## Supplied data
━━━━━━━━━━━━━━━━

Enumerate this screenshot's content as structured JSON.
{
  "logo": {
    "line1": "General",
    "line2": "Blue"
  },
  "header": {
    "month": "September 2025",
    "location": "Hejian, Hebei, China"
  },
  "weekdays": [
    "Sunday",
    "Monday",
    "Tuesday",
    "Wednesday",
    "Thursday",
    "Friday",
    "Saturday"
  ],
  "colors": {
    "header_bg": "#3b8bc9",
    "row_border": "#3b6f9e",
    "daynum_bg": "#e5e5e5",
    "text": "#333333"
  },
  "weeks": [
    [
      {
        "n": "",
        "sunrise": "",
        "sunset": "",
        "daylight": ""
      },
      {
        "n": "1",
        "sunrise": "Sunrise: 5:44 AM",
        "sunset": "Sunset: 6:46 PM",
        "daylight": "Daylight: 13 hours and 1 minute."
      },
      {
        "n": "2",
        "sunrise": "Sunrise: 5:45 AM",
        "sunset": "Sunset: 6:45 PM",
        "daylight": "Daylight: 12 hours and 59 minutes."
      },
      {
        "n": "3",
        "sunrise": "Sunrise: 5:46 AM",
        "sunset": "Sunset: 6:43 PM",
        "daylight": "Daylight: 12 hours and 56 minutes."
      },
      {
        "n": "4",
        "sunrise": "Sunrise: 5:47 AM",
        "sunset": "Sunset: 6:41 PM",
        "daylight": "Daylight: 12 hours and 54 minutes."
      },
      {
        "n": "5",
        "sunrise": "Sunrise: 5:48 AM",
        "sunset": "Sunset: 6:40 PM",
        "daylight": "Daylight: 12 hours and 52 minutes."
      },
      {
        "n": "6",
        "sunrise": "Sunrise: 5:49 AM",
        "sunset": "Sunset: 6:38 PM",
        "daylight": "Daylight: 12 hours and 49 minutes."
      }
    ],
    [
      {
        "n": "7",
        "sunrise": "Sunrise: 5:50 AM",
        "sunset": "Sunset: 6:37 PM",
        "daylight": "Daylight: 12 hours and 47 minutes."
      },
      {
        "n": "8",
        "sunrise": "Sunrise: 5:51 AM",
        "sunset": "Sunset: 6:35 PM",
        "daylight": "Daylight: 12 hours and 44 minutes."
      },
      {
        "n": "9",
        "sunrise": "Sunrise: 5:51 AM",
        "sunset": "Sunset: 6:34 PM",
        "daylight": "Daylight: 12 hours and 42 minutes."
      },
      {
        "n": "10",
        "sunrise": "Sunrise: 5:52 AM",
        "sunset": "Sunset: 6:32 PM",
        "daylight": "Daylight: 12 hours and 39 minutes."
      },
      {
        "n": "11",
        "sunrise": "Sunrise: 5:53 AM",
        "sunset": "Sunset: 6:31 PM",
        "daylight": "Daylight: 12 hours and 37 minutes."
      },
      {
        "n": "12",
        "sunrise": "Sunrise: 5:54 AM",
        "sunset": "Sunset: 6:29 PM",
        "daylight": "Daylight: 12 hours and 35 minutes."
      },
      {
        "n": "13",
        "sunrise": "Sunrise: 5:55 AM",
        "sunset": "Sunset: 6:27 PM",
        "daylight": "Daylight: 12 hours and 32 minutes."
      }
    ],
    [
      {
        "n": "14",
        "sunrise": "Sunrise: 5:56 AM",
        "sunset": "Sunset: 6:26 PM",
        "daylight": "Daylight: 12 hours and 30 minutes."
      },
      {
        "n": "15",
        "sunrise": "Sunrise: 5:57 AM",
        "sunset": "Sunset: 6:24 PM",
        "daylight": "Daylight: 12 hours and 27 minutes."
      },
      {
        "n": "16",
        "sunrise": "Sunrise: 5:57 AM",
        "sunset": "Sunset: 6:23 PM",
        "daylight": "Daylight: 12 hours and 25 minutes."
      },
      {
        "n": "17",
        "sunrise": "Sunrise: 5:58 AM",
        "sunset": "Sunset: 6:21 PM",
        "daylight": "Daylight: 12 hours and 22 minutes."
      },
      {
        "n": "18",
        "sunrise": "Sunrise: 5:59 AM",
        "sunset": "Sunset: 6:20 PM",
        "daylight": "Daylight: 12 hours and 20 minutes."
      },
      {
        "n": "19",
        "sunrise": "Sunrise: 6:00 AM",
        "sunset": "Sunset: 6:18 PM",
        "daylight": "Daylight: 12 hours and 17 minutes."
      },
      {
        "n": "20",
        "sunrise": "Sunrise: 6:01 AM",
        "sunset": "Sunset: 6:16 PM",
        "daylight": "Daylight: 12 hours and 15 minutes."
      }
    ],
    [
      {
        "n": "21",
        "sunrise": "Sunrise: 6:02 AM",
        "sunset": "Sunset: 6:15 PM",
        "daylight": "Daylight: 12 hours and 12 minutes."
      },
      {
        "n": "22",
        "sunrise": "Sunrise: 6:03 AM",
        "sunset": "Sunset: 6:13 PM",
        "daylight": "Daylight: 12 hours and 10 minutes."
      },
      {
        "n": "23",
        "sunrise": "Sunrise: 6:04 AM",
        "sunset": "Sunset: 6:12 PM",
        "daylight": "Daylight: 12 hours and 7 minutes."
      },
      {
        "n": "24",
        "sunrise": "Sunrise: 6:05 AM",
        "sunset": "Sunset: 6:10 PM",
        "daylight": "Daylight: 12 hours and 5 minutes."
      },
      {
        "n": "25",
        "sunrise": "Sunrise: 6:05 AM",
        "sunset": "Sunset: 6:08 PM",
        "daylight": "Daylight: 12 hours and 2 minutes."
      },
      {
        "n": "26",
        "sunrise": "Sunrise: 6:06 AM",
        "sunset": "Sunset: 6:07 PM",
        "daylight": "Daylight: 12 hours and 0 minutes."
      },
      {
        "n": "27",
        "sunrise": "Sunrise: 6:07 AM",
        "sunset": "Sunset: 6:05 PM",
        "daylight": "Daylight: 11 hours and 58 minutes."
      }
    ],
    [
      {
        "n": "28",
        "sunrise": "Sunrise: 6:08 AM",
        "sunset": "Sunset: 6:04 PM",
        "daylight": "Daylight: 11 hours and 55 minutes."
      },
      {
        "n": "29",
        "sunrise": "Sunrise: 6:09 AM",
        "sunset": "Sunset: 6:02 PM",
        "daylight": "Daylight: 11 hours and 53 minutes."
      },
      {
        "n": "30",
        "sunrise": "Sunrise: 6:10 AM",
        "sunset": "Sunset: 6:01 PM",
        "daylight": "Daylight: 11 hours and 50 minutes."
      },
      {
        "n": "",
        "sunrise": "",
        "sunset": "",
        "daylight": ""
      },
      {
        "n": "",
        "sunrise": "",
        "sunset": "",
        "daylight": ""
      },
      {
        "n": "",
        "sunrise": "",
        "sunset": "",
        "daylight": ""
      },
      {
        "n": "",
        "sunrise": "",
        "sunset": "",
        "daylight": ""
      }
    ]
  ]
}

━━━━━━━━━━━━━━━━

## What needs to be done
Retype every entry word for word.

## Exercise response
Enumerate this screenshot's content as structured JSON.
{
  "logo": {
    "line1": "General",
    "line2": "Blue"
  },
  "header": {
    "month": "September 2025",
    "location": "Hejian, Hebei, China"
  },
  "weekdays": [
    "Sunday",
    "Monday",
    "Tuesday",
    "Wednesday",
    "Thursday",
    "Friday",
    "Saturday"
  ],
  "colors": {
    "header_bg": "#3b8bc9",
    "row_border": "#3b6f9e",
    "daynum_bg": "#e5e5e5",
    "text": "#333333"
  },
  "weeks": [
    [
      {
        "n": "",
        "sunrise": "",
        "sunset": "",
        "daylight": ""
      },
      {
        "n": "1",
        "sunrise": "Sunrise: 5:44 AM",
        "sunset": "Sunset: 6:46 PM",
        "daylight": "Daylight: 13 hours and 1 minute."
      },
      {
        "n": "2",
        "sunrise": "Sunrise: 5:45 AM",
        "sunset": "Sunset: 6:45 PM",
        "daylight": "Daylight: 12 hours and 59 minutes."
      },
      {
        "n": "3",
        "sunrise": "Sunrise: 5:46 AM",
        "sunset": "Sunset: 6:43 PM",
        "daylight": "Daylight: 12 hours and 56 minutes."
      },
      {
        "n": "4",
        "sunrise": "Sunrise: 5:47 AM",
        "sunset": "Sunset: 6:41 PM",
        "daylight": "Daylight: 12 hours and 54 minutes."
      },
      {
        "n": "5",
        "sunrise": "Sunrise: 5:48 AM",
        "sunset": "Sunset: 6:40 PM",
        "daylight": "Daylight: 12 hours and 52 minutes."
      },
      {
        "n": "6",
        "sunrise": "Sunrise: 5:49 AM",
        "sunset": "Sunset: 6:38 PM",
        "daylight": "Daylight: 12 hours and 49 minutes."
      }
    ],
    [
      {
        "n": "7",
        "sunrise": "Sunrise: 5:50 AM",
        "sunset": "Sunset: 6:37 PM",
        "daylight": "Daylight: 12 hours and 47 minutes."
      },
      {
        "n": "8",
        "sunrise": "Sunrise: 5:51 AM",
        "sunset": "Sunset: 6:35 PM",
        "daylight": "Daylight: 12 hours and 44 minutes."
      },
      {
        "n": "9",
        "sunrise": "Sunrise: 5:51 AM",
        "sunset": "Sunset: 6:34 PM",
        "daylight": "Daylight: 12 hours and 42 minutes."
      },
      {
        "n": "10",
        "sunrise": "Sunrise: 5:52 AM",
        "sunset": "Sunset: 6:32 PM",
        "daylight": "Daylight: 12 hours and 39 minutes."
      },
      {
        "n": "11",
        "sunrise": "Sunrise: 5:53 AM",
        "sunset": "Sunset: 6:31 PM",
        "daylight": "Daylight: 12 hours and 37 minutes."
      },
      {
        "n": "12",
        "sunrise": "Sunrise: 5:54 AM",
        "sunset": "Sunset: 6:29 PM",
        "daylight": "Daylight: 12 hours and 35 minutes."
      },
      {
        "n": "13",
        "sunrise": "Sunrise: 5:55 AM",
        "sunset": "Sunset: 6:27 PM",
        "daylight": "Daylight: 12 hours and 32 minutes."
      }
    ],
    [
      {
        "n": "14",
        "sunrise": "Sunrise: 5:56 AM",
        "sunset": "Sunset: 6:26 PM",
        "daylight": "Daylight: 12 hours and 30 minutes."
      },
      {
        "n": "15",
        "sunrise": "Sunrise: 5:57 AM",
        "sunset": "Sunset: 6:24 PM",
        "daylight": "Daylight: 12 hours and 27 minutes."
      },
      {
        "n": "16",
        "sunrise": "Sunrise: 5:57 AM",
        "sunset": "Sunset: 6:23 PM",
        "daylight": "Daylight: 12 hours and 25 minutes."
      },
      {
        "n": "17",
        "sunrise": "Sunrise: 5:58 AM",
        "sunset": "Sunset: 6:21 PM",
        "daylight": "Daylight: 12 hours and 22 minutes."
      },
      {
        "n": "18",
        "sunrise": "Sunrise: 5:59 AM",
        "sunset": "Sunset: 6:20 PM",
        "daylight": "Daylight: 12 hours and 20 minutes."
      },
      {
        "n": "19",
        "sunrise": "Sunrise: 6:00 AM",
        "sunset": "Sunset: 6:18 PM",
        "daylight": "Daylight: 12 hours and 17 minutes."
      },
      {
        "n": "20",
        "sunrise": "Sunrise: 6:01 AM",
        "sunset": "Sunset: 6:16 PM",
        "daylight": "Daylight: 12 hours and 15 minutes."
      }
    ],
    [
      {
        "n": "21",
        "sunrise": "Sunrise: 6:02 AM",
        "sunset": "Sunset: 6:15 PM",
        "daylight": "Daylight: 12 hours and 12 minutes."
      },
      {
        "n": "22",
        "sunrise": "Sunrise: 6:03 AM",
        "sunset": "Sunset: 6:13 PM",
        "daylight": "Daylight: 12 hours and 10 minutes."
      },
      {
        "n": "23",
        "sunrise": "Sunrise: 6:04 AM",
        "sunset": "Sunset: 6:12 PM",
        "daylight": "Daylight: 12 hours and 7 minutes."
      },
      {
        "n": "24",
        "sunrise": "Sunrise: 6:05 AM",
        "sunset": "Sunset: 6:10 PM",
        "daylight": "Daylight: 12 hours and 5 minutes."
      },
      {
        "n": "25",
        "sunrise": "Sunrise: 6:05 AM",
        "sunset": "Sunset: 6:08 PM",
        "daylight": "Daylight: 12 hours and 2 minutes."
      },
      {
        "n": "26",
        "sunrise": "Sunrise: 6:06 AM",
        "sunset": "Sunset: 6:07 PM",
        "daylight": "Daylight: 12 hours and 0 minutes."
      },
      {
        "n": "27",
        "sunrise": "Sunrise: 6:07 AM",
        "sunset": "Sunset: 6:05 PM",
        "daylight": "Daylight: 11 hours and 58 minutes."
      }
    ],
    [
      {
        "n": "28",
        "sunrise": "Sunrise: 6:08 AM",
        "sunset": "Sunset: 6:04 PM",
        "daylight": "Daylight: 11 hours and 55 minutes."
      },
      {
        "n": "29",
        "sunrise": "Sunrise: 6:09 AM",
        "sunset": "Sunset: 6:02 PM",
        "daylight": "Daylight: 11 hours and 53 minutes."
      },
      {
        "n": "30",
        "sunrise": "Sunrise: 6:10 AM",
        "sunset": "Sunset: 6:01 PM",
        "daylight": "Daylight: 11 hours and 50 minutes."
      },
      {
        "n": "",
        "sunrise": "",
        "sunset": "",
        "daylight": ""
      },
      {
        "n": "",
        "sunrise": "",
        "sunset": "",
        "daylight": ""
      },
      {
        "n": "",
        "sunrise": "",
        "sunset": "",
        "daylight": ""
      },
      {
        "n": "",
        "sunrise": "",
        "sunset": "",
        "daylight": ""
      }
    ]
  ]
}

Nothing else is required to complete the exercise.